(TEXT SECTION)
==================================================

After “Training Day” and “Devil in a Blue Dress,” Denzel Washington may not be the king of modern movie noir, but he acts as if he’d like to try the job–maybe become the modern equivalent for a Humphrey Bogart or Robert Mitchum.
“Out of Time,” Washington’s latest star vehicle, is another fancy cop thriller, set in modern Florida, but it’s also archetypal noir. In it, Washington plays a classic Hitchcockian “wrong man”: smart, but emotionally beleaguered police chief Matt Lee Whitlock, who loses his wife, becomes an adulterer and winds up sinking into a maelstrom of guilt and peril. It’s a twisty, hell-for-leather crime thriller, and director Carl Franklin gives it all the slick, modern trimmings. But it’s a movie that also takes one of the classic noir plots–a man investigating a murder in which all the clues point to himself–and manages a crisp, racy makeover.
Washington’s Whitlock is a nice guy dropping into a nightmare. Split unwillingly from his dazzling wife and co-worker Alex Diaz Whitlock (Eva Mendes), he’s succumbed to the red-hot charms of Ann Harrison (Sanaa Lathan), who’s married to local operator-sleazebag Chris (Dean Cain), a guy Matt loathes. But when Ann takes him along to a hospital, where she’s told she has cancer and little time left, Matt makes a crucial bad choice. He lifts some drug-bust money from the police safe to help Ann get desperation medical aid, believing her promise that she’ll replace it pronto with some suspicious pre-paid insurance benefits.

==================================================

(RECORDS)
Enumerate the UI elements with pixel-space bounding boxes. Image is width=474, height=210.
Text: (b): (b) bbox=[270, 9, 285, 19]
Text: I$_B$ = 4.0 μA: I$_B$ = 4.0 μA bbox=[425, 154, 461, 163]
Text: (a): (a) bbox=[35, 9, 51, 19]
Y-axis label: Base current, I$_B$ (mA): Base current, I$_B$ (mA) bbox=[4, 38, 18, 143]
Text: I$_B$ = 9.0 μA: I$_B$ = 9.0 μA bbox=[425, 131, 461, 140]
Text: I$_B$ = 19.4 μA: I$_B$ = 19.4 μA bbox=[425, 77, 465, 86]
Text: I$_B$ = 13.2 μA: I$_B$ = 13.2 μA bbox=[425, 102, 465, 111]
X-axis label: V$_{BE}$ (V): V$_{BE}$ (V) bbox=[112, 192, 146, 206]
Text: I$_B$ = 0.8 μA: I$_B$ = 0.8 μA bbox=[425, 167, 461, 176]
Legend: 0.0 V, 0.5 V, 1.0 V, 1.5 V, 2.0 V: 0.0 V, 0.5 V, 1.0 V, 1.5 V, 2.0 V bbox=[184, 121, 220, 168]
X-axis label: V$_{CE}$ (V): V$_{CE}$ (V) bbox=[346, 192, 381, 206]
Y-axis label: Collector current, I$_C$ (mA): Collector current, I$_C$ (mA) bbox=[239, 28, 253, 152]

==================================================

(TASKS TO PERFORM)
**A)** Reproduce the portion of the film review starting at "Washington’s Whitlock is" and ending at "pre-paid insurance benefits.".
**B)** According to the film review, what is the full name of the police chief that Washington plays in "Out of Time"?
**C)** Resume the film review of "Out of Time" immediately after its last sentence.

(ANSWERS BELOW)
**A)**
Washington’s Whitlock is a nice guy dropping into a nightmare. Split unwillingly from his dazzling wife and co-worker Alex Diaz Whitlock (Eva Mendes), he’s succumbed to the red-hot charms of Ann Harrison (Sanaa Lathan), who’s married to local operator-sleazebag Chris (Dean Cain), a guy Matt loathes. But when Ann takes him along to a hospital, where she’s told she has cancer and little time left, Matt makes a crucial bad choice. He lifts some drug-bust money from the police safe to help Ann get desperation medical aid, believing her promise that she’ll replace it pronto with some suspicious pre-paid insurance benefits.

**B)** Matt Lee Whitlock

**C)**
Adultery is one thing for a hip chief. But theft is another, and even worse is murder. Matt soon is staring at hell’s escalator with no seeming exit. The Harrison house burns down, two unrecognizable bodies are discovered and the chief finds himself one step ahead of his own cops and colleagues–including a DEA agent who suddenly wants the money back–all the while investigating a crime where he knows he’ll eventually be the main suspect, as soon as his homicide detective ex-wife Alex turns up the phone records, the insurance policy, the eyewitnesses or any of dozens of other clues pointing straight at him.
What follows is an utterly unbelievable but often delightful nightmare chase, in which Matt keeps pirouetting away from the trap constantly closing in. On he goes: destroying computer records, jamming fax machines, fast-talking his way out of the D.E.A.’s clutches, ducking or decking the witnesses–while simultaneously running his own real investigation into what actually happened.
Alex is on his trail, unknowingly at first. But Matt has one ally: drinking buddy and cheerful medical investigator Chai (John Billingsley), who quickly realizes his pal is in a jam and keeps covering his tracks. “Out of Time” is a comedy disguised as a nightmare thriller, but Chai is the only purely comic character: a sloppy, laid-back wisecracker who keeps dropping zingers while he helps Matt blow smoke. It’s a dynamite turn and Billingsley, who looks (and acts) a bit like Jim Belushi crossed with Gene Wilder, seems to nails every laugh possible. It’s the kind of unexpected-but-sizzling showcase turn Wilder had in “Bonnie and Clyde” or Don Cheadle landed in another Denzel Washington noir, “Devil in a Blue Dress.”
“Out of Time” doesn’t really make sense, but it’s fun to watch. Director Franklin, writer Dave Collard (in his first feature script) and the actors play with the plot’s logical miscues; they turn “Out of Time” into a movie that’s as much comedy as suspense thriller, as much romance as comedy. Actually, “Out of Time” offers pleasure in so many ways that it seems quibbling to complain about the story.
Did we ever worry that much about whether Hitchcock, Robert Siodmak or writer Cornell Woolrich made sense? (Sometimes, they didn’t.) Bad dreams create their own logic and, in some ways, it doesn’t matter that Matt behaves so foolishly, or is able to so amazingly outwit the police and the D.E.A. while juggling clues and slipping out of the exits.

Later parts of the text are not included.